§ EXERCISE OBJECTIVE
Which lines contain the word "фундаменты"? Return each of them as written.

____

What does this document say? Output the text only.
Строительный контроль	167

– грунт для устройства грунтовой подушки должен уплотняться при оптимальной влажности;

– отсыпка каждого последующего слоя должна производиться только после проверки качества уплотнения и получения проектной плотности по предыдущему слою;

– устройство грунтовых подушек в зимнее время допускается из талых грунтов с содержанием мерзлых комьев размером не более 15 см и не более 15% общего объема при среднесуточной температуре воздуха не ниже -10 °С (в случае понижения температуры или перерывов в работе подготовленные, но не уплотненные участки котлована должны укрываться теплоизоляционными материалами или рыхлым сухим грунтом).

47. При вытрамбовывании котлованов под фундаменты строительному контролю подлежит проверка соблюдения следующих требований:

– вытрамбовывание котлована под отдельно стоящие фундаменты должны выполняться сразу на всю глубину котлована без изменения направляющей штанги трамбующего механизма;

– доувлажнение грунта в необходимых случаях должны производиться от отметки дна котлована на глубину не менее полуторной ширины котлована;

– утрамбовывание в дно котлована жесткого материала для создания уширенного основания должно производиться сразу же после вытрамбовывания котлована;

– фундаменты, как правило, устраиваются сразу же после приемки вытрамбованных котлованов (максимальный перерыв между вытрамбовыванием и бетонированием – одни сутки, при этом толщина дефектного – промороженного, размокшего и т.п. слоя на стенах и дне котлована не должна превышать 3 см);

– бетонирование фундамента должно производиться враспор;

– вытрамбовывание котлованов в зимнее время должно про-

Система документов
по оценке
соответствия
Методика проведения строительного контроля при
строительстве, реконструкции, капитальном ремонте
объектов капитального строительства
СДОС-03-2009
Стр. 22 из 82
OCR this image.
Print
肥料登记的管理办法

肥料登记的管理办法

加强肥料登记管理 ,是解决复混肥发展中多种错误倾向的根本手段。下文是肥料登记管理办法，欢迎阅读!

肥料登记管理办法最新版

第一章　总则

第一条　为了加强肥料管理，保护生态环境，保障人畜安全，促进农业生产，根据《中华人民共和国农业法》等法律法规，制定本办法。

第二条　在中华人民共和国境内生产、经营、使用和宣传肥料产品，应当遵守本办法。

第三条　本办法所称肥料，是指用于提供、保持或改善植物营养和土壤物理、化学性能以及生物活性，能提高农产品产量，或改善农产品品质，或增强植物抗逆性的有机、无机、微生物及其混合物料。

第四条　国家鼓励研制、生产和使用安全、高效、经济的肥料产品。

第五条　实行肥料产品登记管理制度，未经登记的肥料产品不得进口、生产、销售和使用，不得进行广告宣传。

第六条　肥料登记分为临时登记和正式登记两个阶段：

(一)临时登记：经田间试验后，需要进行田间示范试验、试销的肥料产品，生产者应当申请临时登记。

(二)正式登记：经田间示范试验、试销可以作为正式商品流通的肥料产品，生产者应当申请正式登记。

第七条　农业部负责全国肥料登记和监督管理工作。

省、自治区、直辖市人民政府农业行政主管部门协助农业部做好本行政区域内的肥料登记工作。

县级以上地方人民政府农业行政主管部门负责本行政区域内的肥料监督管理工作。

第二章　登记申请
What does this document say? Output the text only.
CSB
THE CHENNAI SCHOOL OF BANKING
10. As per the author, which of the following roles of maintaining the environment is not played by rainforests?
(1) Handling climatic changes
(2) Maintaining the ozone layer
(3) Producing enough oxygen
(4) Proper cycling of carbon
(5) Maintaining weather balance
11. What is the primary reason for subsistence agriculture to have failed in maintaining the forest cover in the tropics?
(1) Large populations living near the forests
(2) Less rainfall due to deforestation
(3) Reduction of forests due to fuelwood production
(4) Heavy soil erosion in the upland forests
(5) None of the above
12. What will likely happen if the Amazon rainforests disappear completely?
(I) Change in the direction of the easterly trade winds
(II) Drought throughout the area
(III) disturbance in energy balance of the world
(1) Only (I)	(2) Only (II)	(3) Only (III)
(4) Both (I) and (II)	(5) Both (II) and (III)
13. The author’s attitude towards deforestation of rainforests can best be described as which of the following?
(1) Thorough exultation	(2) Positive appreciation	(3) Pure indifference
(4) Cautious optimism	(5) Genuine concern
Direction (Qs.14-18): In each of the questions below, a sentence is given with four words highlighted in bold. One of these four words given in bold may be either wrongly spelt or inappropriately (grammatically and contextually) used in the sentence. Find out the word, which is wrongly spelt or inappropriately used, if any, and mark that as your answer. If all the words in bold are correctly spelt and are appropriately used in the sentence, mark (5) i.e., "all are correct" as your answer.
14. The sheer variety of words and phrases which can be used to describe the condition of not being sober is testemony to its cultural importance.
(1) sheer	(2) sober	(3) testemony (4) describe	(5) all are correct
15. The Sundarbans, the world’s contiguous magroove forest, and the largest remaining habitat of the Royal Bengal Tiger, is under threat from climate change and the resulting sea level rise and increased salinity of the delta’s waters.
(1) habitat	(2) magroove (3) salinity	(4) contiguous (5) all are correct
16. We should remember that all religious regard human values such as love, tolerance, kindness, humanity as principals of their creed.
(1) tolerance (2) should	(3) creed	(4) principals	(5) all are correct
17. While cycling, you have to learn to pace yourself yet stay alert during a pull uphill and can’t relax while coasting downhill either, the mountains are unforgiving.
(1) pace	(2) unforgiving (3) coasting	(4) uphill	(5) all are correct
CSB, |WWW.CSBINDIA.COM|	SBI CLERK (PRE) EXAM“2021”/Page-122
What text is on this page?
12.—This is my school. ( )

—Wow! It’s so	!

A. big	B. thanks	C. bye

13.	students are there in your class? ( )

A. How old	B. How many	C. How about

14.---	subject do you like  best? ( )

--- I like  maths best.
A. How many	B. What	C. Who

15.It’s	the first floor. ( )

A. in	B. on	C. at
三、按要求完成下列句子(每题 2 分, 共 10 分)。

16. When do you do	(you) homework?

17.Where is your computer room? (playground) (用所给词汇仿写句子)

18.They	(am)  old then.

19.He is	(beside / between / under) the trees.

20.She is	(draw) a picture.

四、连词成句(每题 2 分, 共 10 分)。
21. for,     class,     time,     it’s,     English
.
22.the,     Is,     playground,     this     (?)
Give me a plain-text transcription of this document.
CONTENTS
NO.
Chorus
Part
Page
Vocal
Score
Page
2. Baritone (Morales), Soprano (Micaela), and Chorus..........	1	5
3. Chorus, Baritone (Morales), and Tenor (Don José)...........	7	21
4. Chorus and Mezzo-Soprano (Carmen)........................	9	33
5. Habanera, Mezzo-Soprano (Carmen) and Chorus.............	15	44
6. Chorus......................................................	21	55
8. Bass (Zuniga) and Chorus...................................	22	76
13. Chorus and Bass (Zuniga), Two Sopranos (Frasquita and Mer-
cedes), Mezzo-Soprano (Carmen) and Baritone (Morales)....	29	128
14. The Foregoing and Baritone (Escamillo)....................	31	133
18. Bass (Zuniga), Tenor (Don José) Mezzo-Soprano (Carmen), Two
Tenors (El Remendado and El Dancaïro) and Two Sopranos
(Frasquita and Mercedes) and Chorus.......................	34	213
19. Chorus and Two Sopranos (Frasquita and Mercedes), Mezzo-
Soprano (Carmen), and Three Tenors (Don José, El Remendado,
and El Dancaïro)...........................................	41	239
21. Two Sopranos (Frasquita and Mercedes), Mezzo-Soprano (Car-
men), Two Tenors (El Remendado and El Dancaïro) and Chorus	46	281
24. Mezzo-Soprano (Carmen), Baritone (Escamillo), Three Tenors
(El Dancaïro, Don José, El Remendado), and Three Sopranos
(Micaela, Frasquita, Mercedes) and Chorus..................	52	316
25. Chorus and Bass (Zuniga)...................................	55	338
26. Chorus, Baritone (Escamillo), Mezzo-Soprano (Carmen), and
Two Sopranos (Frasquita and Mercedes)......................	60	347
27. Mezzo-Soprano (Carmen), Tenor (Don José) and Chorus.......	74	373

____

§ EXERCISE RESULT
47. При вытрамбовывании котлованов под фундаменты строительному контролю подлежит проверка соблюдения следующих требований:
– вытрамбовывание котлована под отдельно стоящие фундаменты должны выполняться сразу на всю глубину котлована без изменения направляющей штанги трамбующего механизма;
– фундаменты, как правило, устраиваются сразу же после приемки вытрамбованных котлованов (максимальный перерыв между вытрамбовыванием и бетонированием – одни сутки, при этом толщина дефектного – промороженного, размокшего и т.п. слоя на стенах и дне котлована не должна превышать 3 см);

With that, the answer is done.